◆ Set task
Narrow the data below down to the lines containing "will".

>> START

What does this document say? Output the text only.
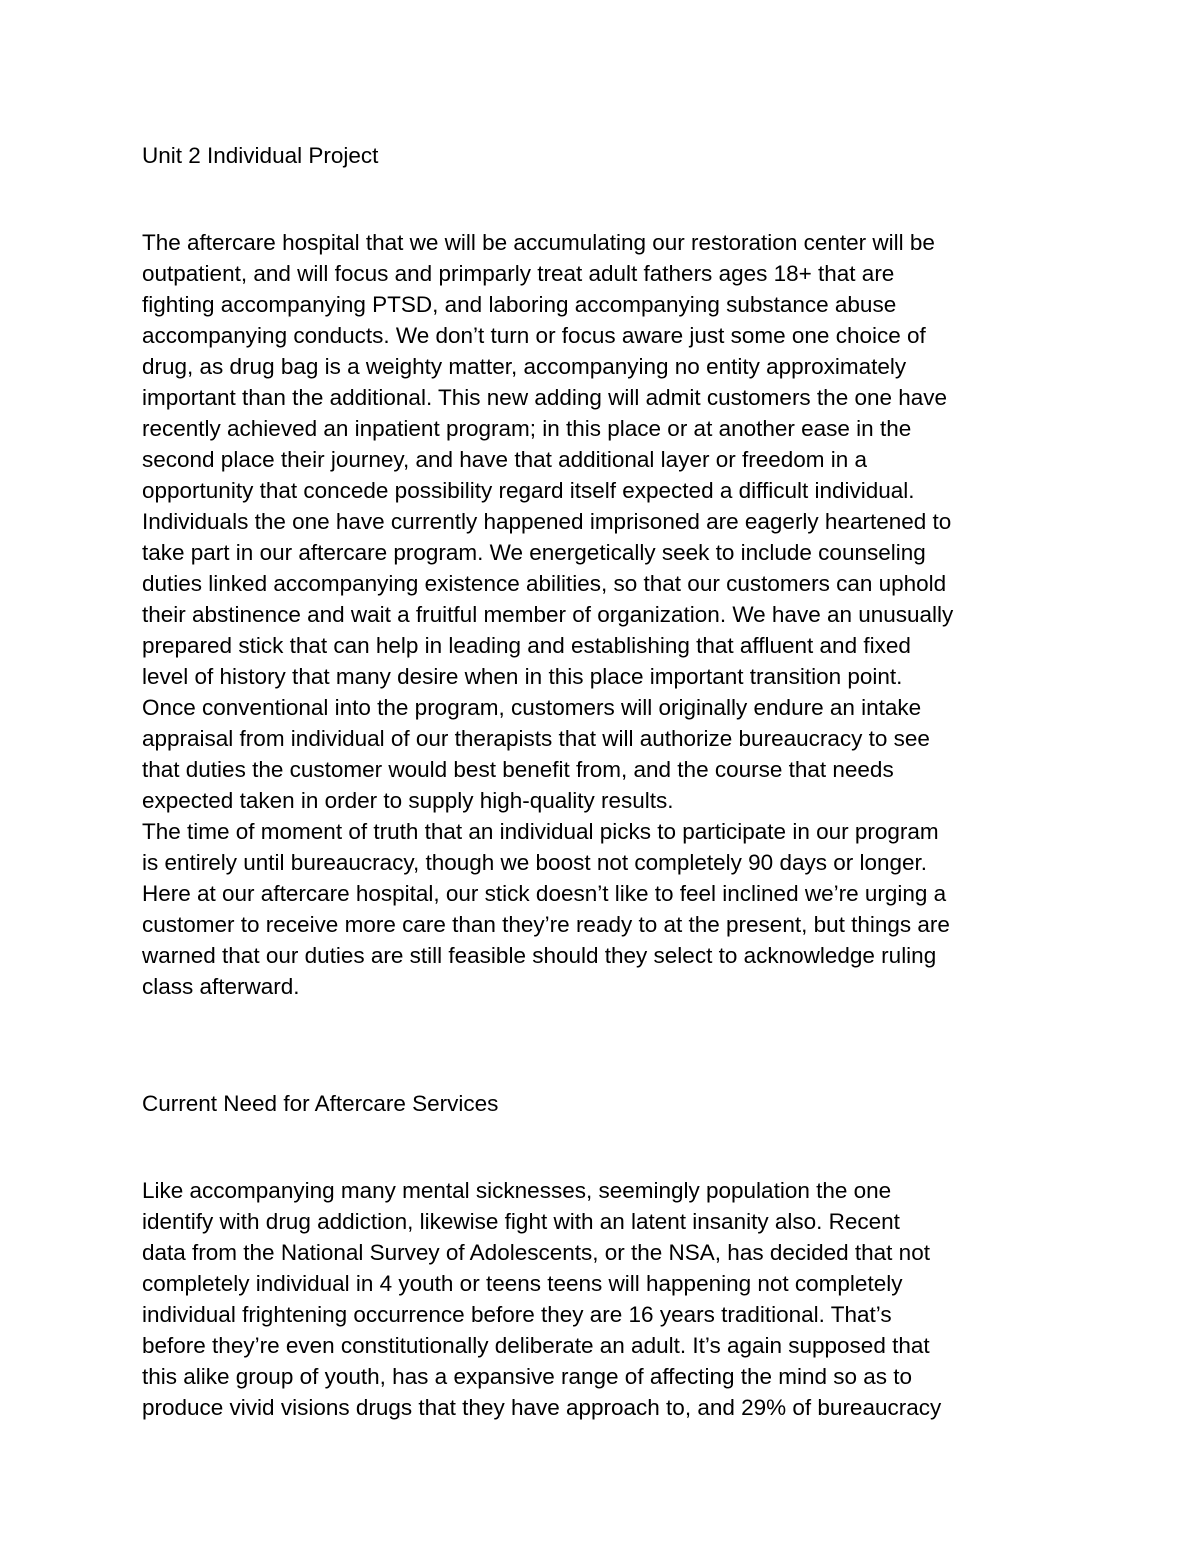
Unit 2 Individual Project

The aftercare hospital that we will be accumulating our restoration center will be
outpatient, and will focus and primparly treat adult fathers ages 18+ that are
fighting accompanying PTSD, and laboring accompanying substance abuse
accompanying conducts. We don’t turn or focus aware just some one choice of
drug, as drug bag is a weighty matter, accompanying no entity approximately
important than the additional. This new adding will admit customers the one have
recently achieved an inpatient program; in this place or at another ease in the
second place their journey, and have that additional layer or freedom in a
opportunity that concede possibility regard itself expected a difficult individual.
Individuals the one have currently happened imprisoned are eagerly heartened to
take part in our aftercare program. We energetically seek to include counseling
duties linked accompanying existence abilities, so that our customers can uphold
their abstinence and wait a fruitful member of organization. We have an unusually
prepared stick that can help in leading and establishing that affluent and fixed
level of history that many desire when in this place important transition point.
Once conventional into the program, customers will originally endure an intake
appraisal from individual of our therapists that will authorize bureaucracy to see
that duties the customer would best benefit from, and the course that needs
expected taken in order to supply high-quality results.

The time of moment of truth that an individual picks to participate in our program
is entirely until bureaucracy, though we boost not completely 90 days or longer.
Here at our aftercare hospital, our stick doesn’t like to feel inclined we’re urging a
customer to receive more care than they’re ready to at the present, but things are
warned that our duties are still feasible should they select to acknowledge ruling
class afterward.

Current Need for Aftercare Services

Like accompanying many mental sicknesses, seemingly population the one
identify with drug addiction, likewise fight with an latent insanity also. Recent
data from the National Survey of Adolescents, or the NSA, has decided that not
completely individual in 4 youth or teens teens will happening not completely
individual frightening occurrence before they are 16 years traditional. That’s
before they’re even constitutionally deliberate an adult. It’s again supposed that
this alike group of youth, has a expansive range of affecting the mind so as to
produce vivid visions drugs that they have approach to, and 29% of bureaucracy
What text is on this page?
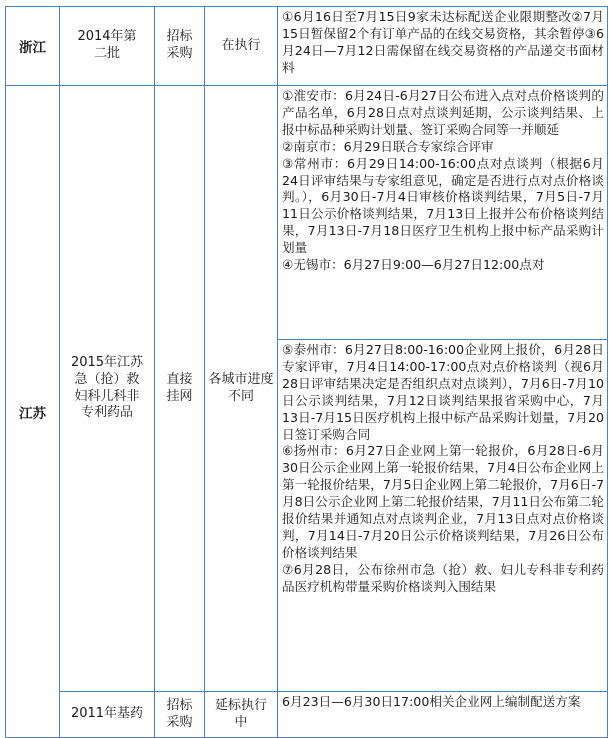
浙江
2014年第二批
招标采购
在执行

①6月16日至7月15日9家未达标配送企业限期整改②7月15日暂保留2个有订单产品的在线交易资格，其余暂停③6月24日—7月12日需保留在线交易资格的产品递交书面材料

江苏
2015年江苏急（抢）救妇科儿科非专利药品
直接挂网
各城市进度不同

①淮安市：6月24日-6月27日公布进入点对点价格谈判的产品名单，6月28日点对点谈判延期，公示谈判结果、上报中标品种采购计划量、签订采购合同等一并顺延

②南京市：6月29日联合专家综合评审

③常州市：6月29日14:00-16:00点对点谈判（根据6月24日评审结果与专家组意见，确定是否进行点对点价格谈判。），6月30日-7月4日审核价格谈判结果，7月5日-7月11日公示价格谈判结果，7月13日上报并公布价格谈判结果，7月13日-7月18日医疗卫生机构上报中标产品采购计划量

④无锡市：6月27日9:00—6月27日12:00点对

⑤泰州市：6月27日8:00-16:00企业网上报价，6月28日专家评审，7月4日14:00-17:00点对点价格谈判（视6月28日评审结果决定是否组织点对点谈判），7月6日-7月10日公示谈判结果，7月12日谈判结果报省采购中心，7月13日-7月15日医疗机构上报中标产品采购计划量，7月20日签订采购合同

⑥扬州市：6月27日企业网上第一轮报价，6月28日-6月30日公示企业网上第一轮报价结果，7月4日公布企业网上第一轮报价结果，7月5日企业网上第二轮报价，7月6日-7月8日公示企业网上第二轮报价结果，7月11日公布第二轮报价结果并通知点对点谈判企业，7月13日点对点价格谈判，7月14日-7月20日公示价格谈判结果，7月26日公布价格谈判结果

⑦6月28日，公布徐州市急（抢）救、妇儿专科非专利药品医疗机构带量采购价格谈判入围结果

2011年基药
招标采购
延标执行中

6月23日—6月30日17:00相关企业网上编制配送方案
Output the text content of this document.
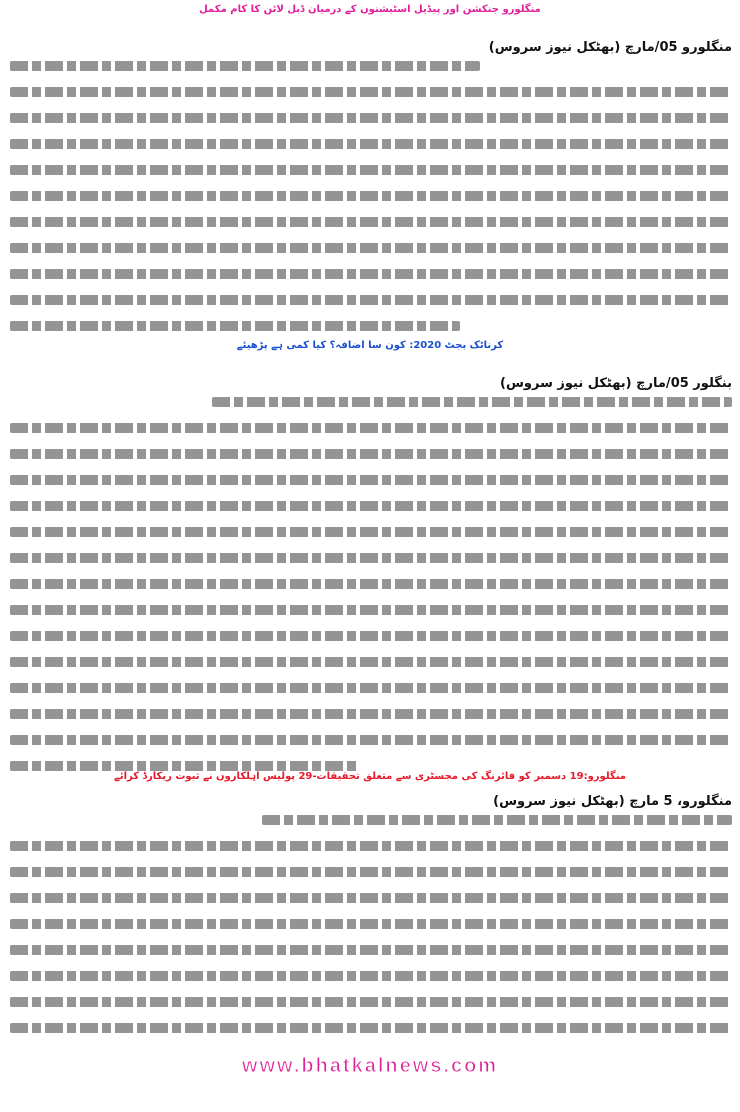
منگلورو جنکشن اور پیڈیل اسٹیشنوں کے درمیان ڈبل لائن کا کام مکمل
منگلورو 05/مارچ (بھٹکل نیوز سروس)
کرناٹک بجٹ 2020: کون سا اضافہ؟ کیا کمی ہے پڑھیئے
بنگلور 05/مارچ (بھٹکل نیوز سروس)
منگلورو:19 دسمبر کو فائرنگ کی مجسٹری سے متعلق تحقیقات-29 پولیس اہلکاروں نے ثبوت ریکارڈ کرائے
منگلورو، 5 مارچ (بھٹکل نیوز سروس)
www.bhatkalnews.com
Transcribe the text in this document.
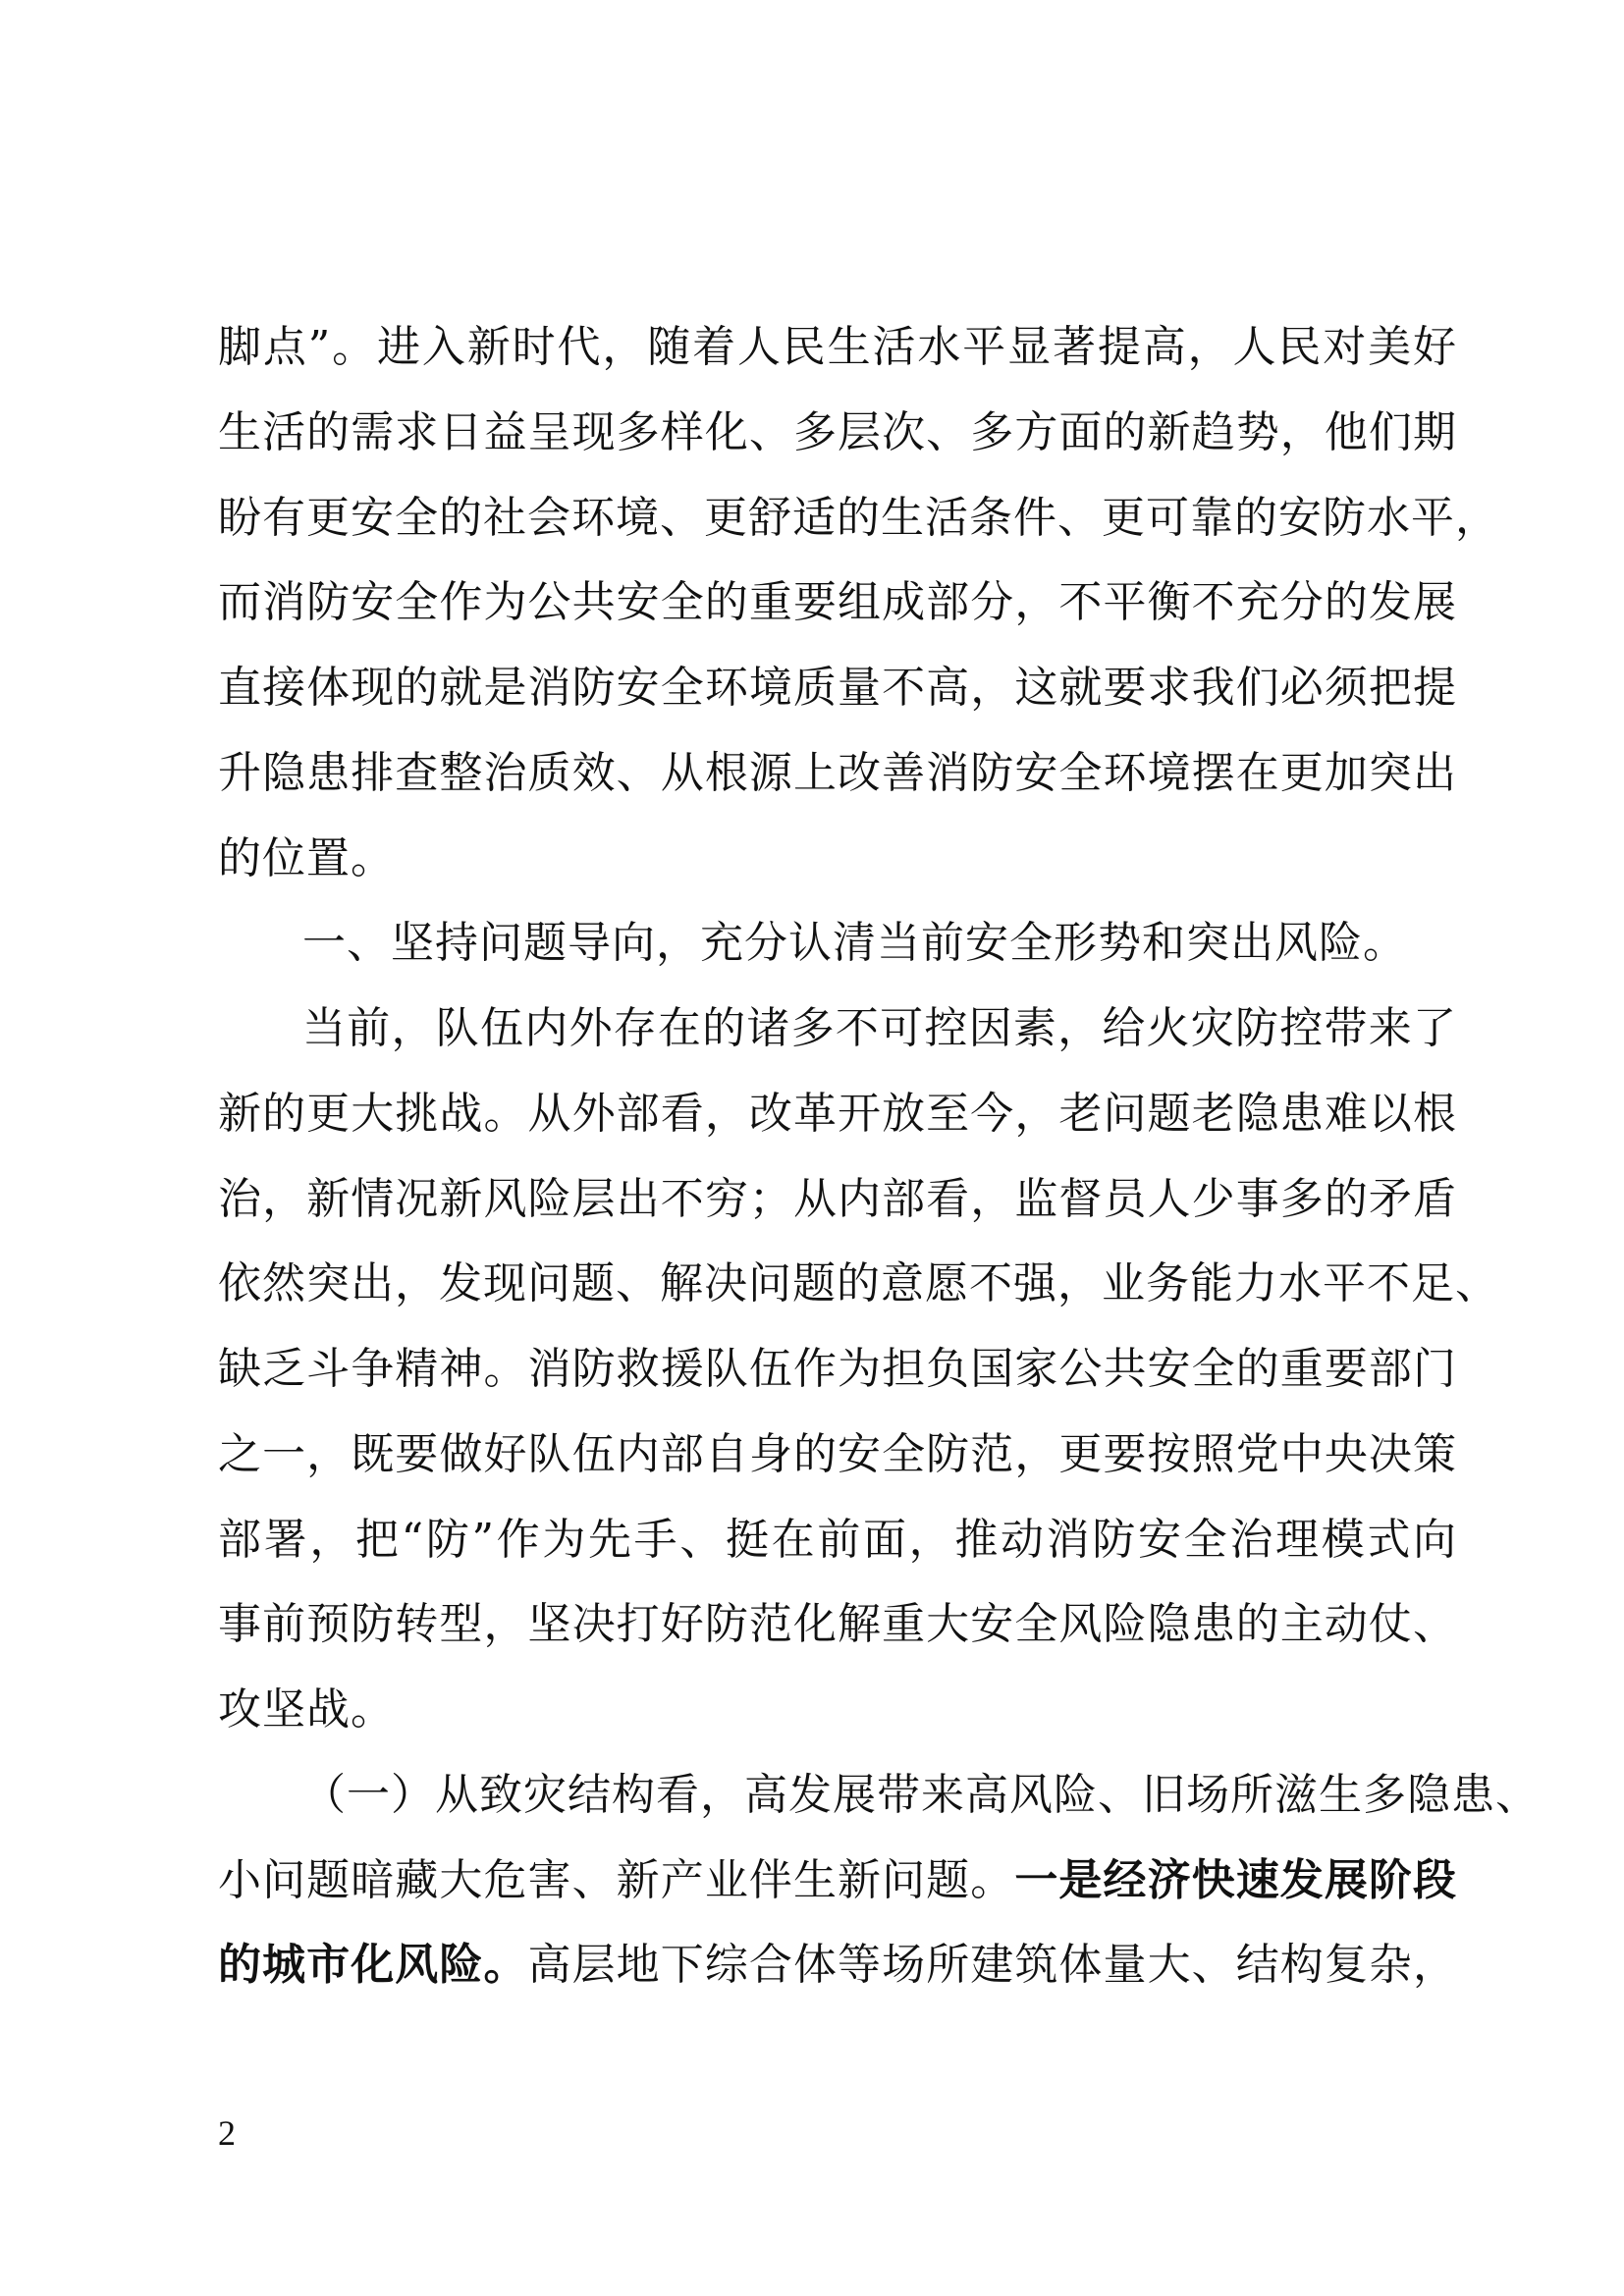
脚点”。进入新时代，随着人民生活水平显著提高，人民对美好
生活的需求日益呈现多样化、多层次、多方面的新趋势，他们期
盼有更安全的社会环境、更舒适的生活条件、更可靠的安防水平，
而消防安全作为公共安全的重要组成部分，不平衡不充分的发展
直接体现的就是消防安全环境质量不高，这就要求我们必须把提
升隐患排查整治质效、从根源上改善消防安全环境摆在更加突出
的位置。
一、坚持问题导向，充分认清当前安全形势和突出风险。
当前，队伍内外存在的诸多不可控因素，给火灾防控带来了
新的更大挑战。从外部看，改革开放至今，老问题老隐患难以根
治，新情况新风险层出不穷；从内部看，监督员人少事多的矛盾
依然突出，发现问题、解决问题的意愿不强，业务能力水平不足、
缺乏斗争精神。消防救援队伍作为担负国家公共安全的重要部门
之一，既要做好队伍内部自身的安全防范，更要按照党中央决策
部署，把“防”作为先手、挺在前面，推动消防安全治理模式向
事前预防转型，坚决打好防范化解重大安全风险隐患的主动仗、
攻坚战。
（一）从致灾结构看，高发展带来高风险、旧场所滋生多隐患、
小问题暗藏大危害、新产业伴生新问题。一是经济快速发展阶段
的城市化风险。高层地下综合体等场所建筑体量大、结构复杂，
2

>> END

◆ Solution to this problem
The aftercare hospital that we will be accumulating our restoration center will be
outpatient, and will focus and primparly treat adult fathers ages 18+ that are
important than the additional. This new adding will admit customers the one have
Once conventional into the program, customers will originally endure an intake
appraisal from individual of our therapists that will authorize bureaucracy to see
completely individual in 4 youth or teens teens will happening not completely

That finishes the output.